» **The request**:
The listing below must be repeated word for word, with its images excluded.

[Dataset items]

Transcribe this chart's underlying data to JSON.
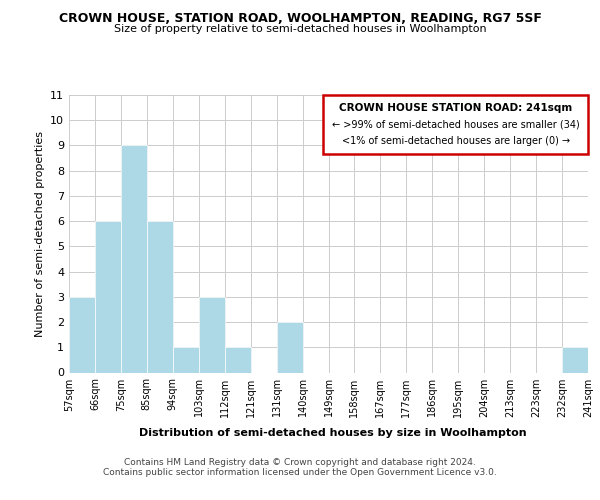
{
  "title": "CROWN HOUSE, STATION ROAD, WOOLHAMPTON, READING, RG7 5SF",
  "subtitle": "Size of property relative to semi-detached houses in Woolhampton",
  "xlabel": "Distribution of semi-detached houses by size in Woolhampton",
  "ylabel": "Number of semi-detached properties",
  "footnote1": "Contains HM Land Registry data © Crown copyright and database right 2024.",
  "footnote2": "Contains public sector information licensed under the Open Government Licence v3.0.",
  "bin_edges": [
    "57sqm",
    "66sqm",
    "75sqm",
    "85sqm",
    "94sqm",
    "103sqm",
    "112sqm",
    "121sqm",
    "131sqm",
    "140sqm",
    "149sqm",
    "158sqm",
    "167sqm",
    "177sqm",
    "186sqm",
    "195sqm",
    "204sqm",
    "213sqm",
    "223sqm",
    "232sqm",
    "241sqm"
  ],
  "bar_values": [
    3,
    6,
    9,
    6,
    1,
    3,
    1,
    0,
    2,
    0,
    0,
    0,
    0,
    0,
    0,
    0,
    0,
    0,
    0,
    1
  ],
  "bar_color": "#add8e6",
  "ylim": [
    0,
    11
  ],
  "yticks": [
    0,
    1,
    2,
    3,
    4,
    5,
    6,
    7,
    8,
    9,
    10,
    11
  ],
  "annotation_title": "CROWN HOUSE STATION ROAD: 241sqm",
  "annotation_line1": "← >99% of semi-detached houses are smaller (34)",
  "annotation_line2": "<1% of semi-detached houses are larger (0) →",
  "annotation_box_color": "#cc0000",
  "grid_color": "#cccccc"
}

» **Response to this exercise**:
Transcribe this chart's underlying data to JSON.
{
  "title": "CROWN HOUSE, STATION ROAD, WOOLHAMPTON, READING, RG7 5SF",
  "subtitle": "Size of property relative to semi-detached houses in Woolhampton",
  "xlabel": "Distribution of semi-detached houses by size in Woolhampton",
  "ylabel": "Number of semi-detached properties",
  "footnote1": "Contains HM Land Registry data © Crown copyright and database right 2024.",
  "footnote2": "Contains public sector information licensed under the Open Government Licence v3.0.",
  "bin_edges": [
    "57sqm",
    "66sqm",
    "75sqm",
    "85sqm",
    "94sqm",
    "103sqm",
    "112sqm",
    "121sqm",
    "131sqm",
    "140sqm",
    "149sqm",
    "158sqm",
    "167sqm",
    "177sqm",
    "186sqm",
    "195sqm",
    "204sqm",
    "213sqm",
    "223sqm",
    "232sqm",
    "241sqm"
  ],
  "bar_values": [
    3,
    6,
    9,
    6,
    1,
    3,
    1,
    0,
    2,
    0,
    0,
    0,
    0,
    0,
    0,
    0,
    0,
    0,
    0,
    1
  ],
  "bar_color": "#add8e6",
  "ylim": [
    0,
    11
  ],
  "yticks": [
    0,
    1,
    2,
    3,
    4,
    5,
    6,
    7,
    8,
    9,
    10,
    11
  ],
  "annotation_title": "CROWN HOUSE STATION ROAD: 241sqm",
  "annotation_line1": "← >99% of semi-detached houses are smaller (34)",
  "annotation_line2": "<1% of semi-detached houses are larger (0) →",
  "annotation_box_color": "#cc0000",
  "grid_color": "#cccccc"
}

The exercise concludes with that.